**DO THIS**
Each line below should be retyped exactly, with no pictures.

╔══

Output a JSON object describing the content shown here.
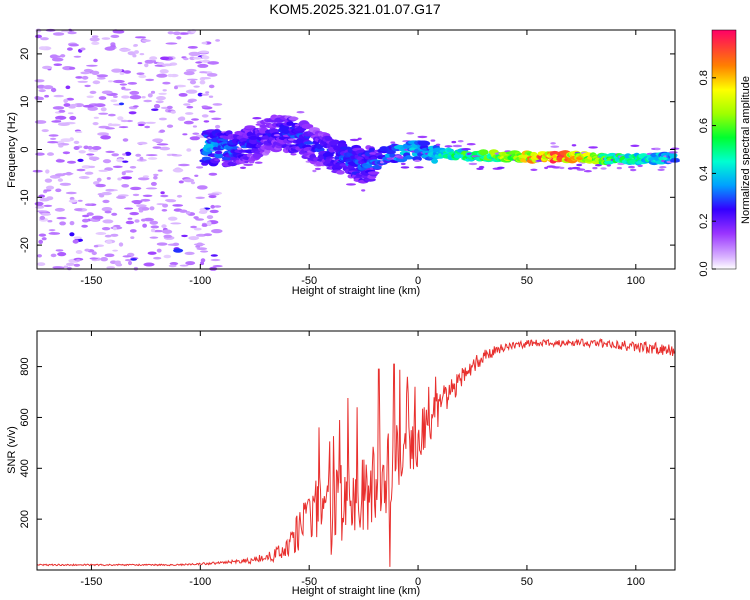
{
  "title": "KOM5.2025.321.01.07.G17",
  "chart_data": [
    {
      "type": "heatmap",
      "xlabel": "Height of straight line (km)",
      "ylabel": "Frequency (Hz)",
      "xlim": [
        -175,
        118
      ],
      "ylim": [
        -25,
        25
      ],
      "xticks": [
        -150,
        -100,
        -50,
        0,
        50,
        100
      ],
      "yticks": [
        -20,
        -10,
        0,
        10,
        20
      ],
      "colorbar": {
        "label": "Normalized spectral amplitude",
        "range": [
          0,
          1
        ],
        "ticks": [
          "0.0",
          "0.2",
          "0.4",
          "0.6",
          "0.8"
        ]
      },
      "ridge": [
        {
          "x": -95,
          "f": 0.5,
          "a": 0.35
        },
        {
          "x": -85,
          "f": 0.0,
          "a": 0.3
        },
        {
          "x": -75,
          "f": 1.5,
          "a": 0.25
        },
        {
          "x": -65,
          "f": 3.5,
          "a": 0.25
        },
        {
          "x": -55,
          "f": 3.0,
          "a": 0.3
        },
        {
          "x": -45,
          "f": 0.0,
          "a": 0.25
        },
        {
          "x": -35,
          "f": -2.0,
          "a": 0.3
        },
        {
          "x": -25,
          "f": -3.5,
          "a": 0.3
        },
        {
          "x": -15,
          "f": -1.5,
          "a": 0.3
        },
        {
          "x": -5,
          "f": 0.0,
          "a": 0.4
        },
        {
          "x": 5,
          "f": -0.5,
          "a": 0.35
        },
        {
          "x": 15,
          "f": -1.0,
          "a": 0.5
        },
        {
          "x": 25,
          "f": -1.2,
          "a": 0.55
        },
        {
          "x": 35,
          "f": -1.3,
          "a": 0.6
        },
        {
          "x": 45,
          "f": -1.4,
          "a": 0.7
        },
        {
          "x": 55,
          "f": -1.5,
          "a": 0.85
        },
        {
          "x": 65,
          "f": -1.6,
          "a": 0.9
        },
        {
          "x": 75,
          "f": -1.6,
          "a": 0.75
        },
        {
          "x": 85,
          "f": -1.9,
          "a": 0.6
        },
        {
          "x": 95,
          "f": -2.0,
          "a": 0.5
        },
        {
          "x": 105,
          "f": -2.0,
          "a": 0.45
        },
        {
          "x": 115,
          "f": -1.8,
          "a": 0.4
        }
      ],
      "noise_region": {
        "x_range": [
          -175,
          -100
        ],
        "amplitude": 0.12
      }
    },
    {
      "type": "line",
      "xlabel": "Height of straight line (km)",
      "ylabel": "SNR (v/v)",
      "xlim": [
        -175,
        118
      ],
      "ylim": [
        0,
        940
      ],
      "xticks": [
        -150,
        -100,
        -50,
        0,
        50,
        100
      ],
      "yticks": [
        200,
        400,
        600,
        800
      ],
      "color": "#e8302e",
      "envelope": [
        {
          "x": -175,
          "mean": 20,
          "spread": 3
        },
        {
          "x": -110,
          "mean": 20,
          "spread": 3
        },
        {
          "x": -100,
          "mean": 24,
          "spread": 4
        },
        {
          "x": -90,
          "mean": 28,
          "spread": 6
        },
        {
          "x": -80,
          "mean": 34,
          "spread": 10
        },
        {
          "x": -70,
          "mean": 45,
          "spread": 20
        },
        {
          "x": -60,
          "mean": 80,
          "spread": 40
        },
        {
          "x": -55,
          "mean": 150,
          "spread": 80
        },
        {
          "x": -50,
          "mean": 220,
          "spread": 120
        },
        {
          "x": -40,
          "mean": 250,
          "spread": 150
        },
        {
          "x": -30,
          "mean": 280,
          "spread": 170
        },
        {
          "x": -20,
          "mean": 330,
          "spread": 170
        },
        {
          "x": -15,
          "mean": 380,
          "spread": 170
        },
        {
          "x": -10,
          "mean": 440,
          "spread": 140
        },
        {
          "x": 0,
          "mean": 500,
          "spread": 120
        },
        {
          "x": 10,
          "mean": 640,
          "spread": 70
        },
        {
          "x": 20,
          "mean": 760,
          "spread": 40
        },
        {
          "x": 30,
          "mean": 840,
          "spread": 25
        },
        {
          "x": 40,
          "mean": 880,
          "spread": 18
        },
        {
          "x": 50,
          "mean": 890,
          "spread": 15
        },
        {
          "x": 70,
          "mean": 895,
          "spread": 15
        },
        {
          "x": 90,
          "mean": 890,
          "spread": 18
        },
        {
          "x": 100,
          "mean": 880,
          "spread": 25
        },
        {
          "x": 118,
          "mean": 860,
          "spread": 25
        }
      ],
      "dips": [
        {
          "x": -13,
          "value": 12
        },
        {
          "x": -28,
          "value": 90
        },
        {
          "x": -40,
          "value": 60
        }
      ],
      "spikes": [
        {
          "x": -18,
          "value": 790
        },
        {
          "x": -11,
          "value": 810
        },
        {
          "x": -5,
          "value": 760
        },
        {
          "x": 5,
          "value": 720
        },
        {
          "x": -28,
          "value": 640
        },
        {
          "x": -36,
          "value": 590
        }
      ]
    }
  ]
}
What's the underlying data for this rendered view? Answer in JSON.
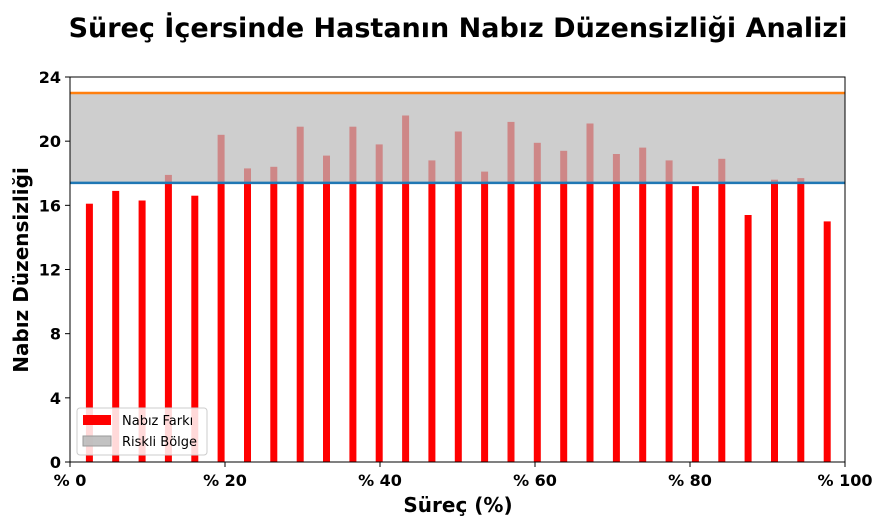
{
  "chart_data": {
    "type": "bar",
    "title": "Süreç İçersinde Hastanın Nabız Düzensizliği Analizi",
    "xlabel": "Süreç (%)",
    "ylabel": "Nabız Düzensizliği",
    "xlim": [
      0,
      100
    ],
    "ylim": [
      0,
      24
    ],
    "xticks": [
      0,
      20,
      40,
      60,
      80,
      100
    ],
    "xtick_labels": [
      "% 0",
      "% 20",
      "% 40",
      "% 60",
      "% 80",
      "% 100"
    ],
    "yticks": [
      0,
      4,
      8,
      12,
      16,
      20,
      24
    ],
    "ytick_labels": [
      "0",
      "4",
      "8",
      "12",
      "16",
      "20",
      "24"
    ],
    "x": [
      2.5,
      5.9,
      9.3,
      12.7,
      16.1,
      19.5,
      22.9,
      26.3,
      29.7,
      33.1,
      36.5,
      39.9,
      43.3,
      46.7,
      50.1,
      53.5,
      56.9,
      60.3,
      63.7,
      67.1,
      70.5,
      73.9,
      77.3,
      80.7,
      84.1,
      87.5,
      90.9,
      94.3,
      97.7
    ],
    "series": [
      {
        "name": "Nabız Farkı",
        "color": "#ff0000",
        "values": [
          16.1,
          16.9,
          16.3,
          17.9,
          16.6,
          20.4,
          18.3,
          18.4,
          20.9,
          19.1,
          20.9,
          19.8,
          21.6,
          18.8,
          20.6,
          18.1,
          21.2,
          19.9,
          19.4,
          21.1,
          19.2,
          19.6,
          18.8,
          17.2,
          18.9,
          15.4,
          17.6,
          17.7,
          15.0
        ]
      }
    ],
    "risk_band": {
      "name": "Riskli Bölge",
      "lower": 17.4,
      "upper": 23.0,
      "color": "#bbbbbb"
    },
    "line_colors": {
      "upper": "#ff7f0e",
      "lower": "#1f77b4"
    },
    "legend_position": "lower-left",
    "grid": false
  }
}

╚══

**TASK SOLUTION**
Output a JSON object describing the content shown here.
{
  "title": "KOM5.2025.321.01.07.G17",
  "chart_data": [
    {
      "type": "heatmap",
      "xlabel": "Height of straight line (km)",
      "ylabel": "Frequency (Hz)",
      "xlim": [
        -175,
        118
      ],
      "ylim": [
        -25,
        25
      ],
      "xticks": [
        -150,
        -100,
        -50,
        0,
        50,
        100
      ],
      "yticks": [
        -20,
        -10,
        0,
        10,
        20
      ],
      "colorbar": {
        "label": "Normalized spectral amplitude",
        "range": [
          0,
          1
        ],
        "ticks": [
          "0.0",
          "0.2",
          "0.4",
          "0.6",
          "0.8"
        ]
      },
      "ridge": [
        {
          "x": -95,
          "f": 0.5,
          "a": 0.35
        },
        {
          "x": -85,
          "f": 0.0,
          "a": 0.3
        },
        {
          "x": -75,
          "f": 1.5,
          "a": 0.25
        },
        {
          "x": -65,
          "f": 3.5,
          "a": 0.25
        },
        {
          "x": -55,
          "f": 3.0,
          "a": 0.3
        },
        {
          "x": -45,
          "f": 0.0,
          "a": 0.25
        },
        {
          "x": -35,
          "f": -2.0,
          "a": 0.3
        },
        {
          "x": -25,
          "f": -3.5,
          "a": 0.3
        },
        {
          "x": -15,
          "f": -1.5,
          "a": 0.3
        },
        {
          "x": -5,
          "f": 0.0,
          "a": 0.4
        },
        {
          "x": 5,
          "f": -0.5,
          "a": 0.35
        },
        {
          "x": 15,
          "f": -1.0,
          "a": 0.5
        },
        {
          "x": 25,
          "f": -1.2,
          "a": 0.55
        },
        {
          "x": 35,
          "f": -1.3,
          "a": 0.6
        },
        {
          "x": 45,
          "f": -1.4,
          "a": 0.7
        },
        {
          "x": 55,
          "f": -1.5,
          "a": 0.85
        },
        {
          "x": 65,
          "f": -1.6,
          "a": 0.9
        },
        {
          "x": 75,
          "f": -1.6,
          "a": 0.75
        },
        {
          "x": 85,
          "f": -1.9,
          "a": 0.6
        },
        {
          "x": 95,
          "f": -2.0,
          "a": 0.5
        },
        {
          "x": 105,
          "f": -2.0,
          "a": 0.45
        },
        {
          "x": 115,
          "f": -1.8,
          "a": 0.4
        }
      ],
      "noise_region": {
        "x_range": [
          -175,
          -100
        ],
        "amplitude": 0.12
      }
    },
    {
      "type": "line",
      "xlabel": "Height of straight line (km)",
      "ylabel": "SNR (v/v)",
      "xlim": [
        -175,
        118
      ],
      "ylim": [
        0,
        940
      ],
      "xticks": [
        -150,
        -100,
        -50,
        0,
        50,
        100
      ],
      "yticks": [
        200,
        400,
        600,
        800
      ],
      "color": "#e8302e",
      "envelope": [
        {
          "x": -175,
          "mean": 20,
          "spread": 3
        },
        {
          "x": -110,
          "mean": 20,
          "spread": 3
        },
        {
          "x": -100,
          "mean": 24,
          "spread": 4
        },
        {
          "x": -90,
          "mean": 28,
          "spread": 6
        },
        {
          "x": -80,
          "mean": 34,
          "spread": 10
        },
        {
          "x": -70,
          "mean": 45,
          "spread": 20
        },
        {
          "x": -60,
          "mean": 80,
          "spread": 40
        },
        {
          "x": -55,
          "mean": 150,
          "spread": 80
        },
        {
          "x": -50,
          "mean": 220,
          "spread": 120
        },
        {
          "x": -40,
          "mean": 250,
          "spread": 150
        },
        {
          "x": -30,
          "mean": 280,
          "spread": 170
        },
        {
          "x": -20,
          "mean": 330,
          "spread": 170
        },
        {
          "x": -15,
          "mean": 380,
          "spread": 170
        },
        {
          "x": -10,
          "mean": 440,
          "spread": 140
        },
        {
          "x": 0,
          "mean": 500,
          "spread": 120
        },
        {
          "x": 10,
          "mean": 640,
          "spread": 70
        },
        {
          "x": 20,
          "mean": 760,
          "spread": 40
        },
        {
          "x": 30,
          "mean": 840,
          "spread": 25
        },
        {
          "x": 40,
          "mean": 880,
          "spread": 18
        },
        {
          "x": 50,
          "mean": 890,
          "spread": 15
        },
        {
          "x": 70,
          "mean": 895,
          "spread": 15
        },
        {
          "x": 90,
          "mean": 890,
          "spread": 18
        },
        {
          "x": 100,
          "mean": 880,
          "spread": 25
        },
        {
          "x": 118,
          "mean": 860,
          "spread": 25
        }
      ],
      "dips": [
        {
          "x": -13,
          "value": 12
        },
        {
          "x": -28,
          "value": 90
        },
        {
          "x": -40,
          "value": 60
        }
      ],
      "spikes": [
        {
          "x": -18,
          "value": 790
        },
        {
          "x": -11,
          "value": 810
        },
        {
          "x": -5,
          "value": 760
        },
        {
          "x": 5,
          "value": 720
        },
        {
          "x": -28,
          "value": 640
        },
        {
          "x": -36,
          "value": 590
        }
      ]
    }
  ]
}
What's the underlying data for this rendered view? Answer in JSON.
{
  "chart_data": {
    "type": "bar",
    "title": "Süreç İçersinde Hastanın Nabız Düzensizliği Analizi",
    "xlabel": "Süreç (%)",
    "ylabel": "Nabız Düzensizliği",
    "xlim": [
      0,
      100
    ],
    "ylim": [
      0,
      24
    ],
    "xticks": [
      0,
      20,
      40,
      60,
      80,
      100
    ],
    "xtick_labels": [
      "% 0",
      "% 20",
      "% 40",
      "% 60",
      "% 80",
      "% 100"
    ],
    "yticks": [
      0,
      4,
      8,
      12,
      16,
      20,
      24
    ],
    "ytick_labels": [
      "0",
      "4",
      "8",
      "12",
      "16",
      "20",
      "24"
    ],
    "x": [
      2.5,
      5.9,
      9.3,
      12.7,
      16.1,
      19.5,
      22.9,
      26.3,
      29.7,
      33.1,
      36.5,
      39.9,
      43.3,
      46.7,
      50.1,
      53.5,
      56.9,
      60.3,
      63.7,
      67.1,
      70.5,
      73.9,
      77.3,
      80.7,
      84.1,
      87.5,
      90.9,
      94.3,
      97.7
    ],
    "series": [
      {
        "name": "Nabız Farkı",
        "color": "#ff0000",
        "values": [
          16.1,
          16.9,
          16.3,
          17.9,
          16.6,
          20.4,
          18.3,
          18.4,
          20.9,
          19.1,
          20.9,
          19.8,
          21.6,
          18.8,
          20.6,
          18.1,
          21.2,
          19.9,
          19.4,
          21.1,
          19.2,
          19.6,
          18.8,
          17.2,
          18.9,
          15.4,
          17.6,
          17.7,
          15.0
        ]
      }
    ],
    "risk_band": {
      "name": "Riskli Bölge",
      "lower": 17.4,
      "upper": 23.0,
      "color": "#bbbbbb"
    },
    "line_colors": {
      "upper": "#ff7f0e",
      "lower": "#1f77b4"
    },
    "legend_position": "lower-left",
    "grid": false
  }
}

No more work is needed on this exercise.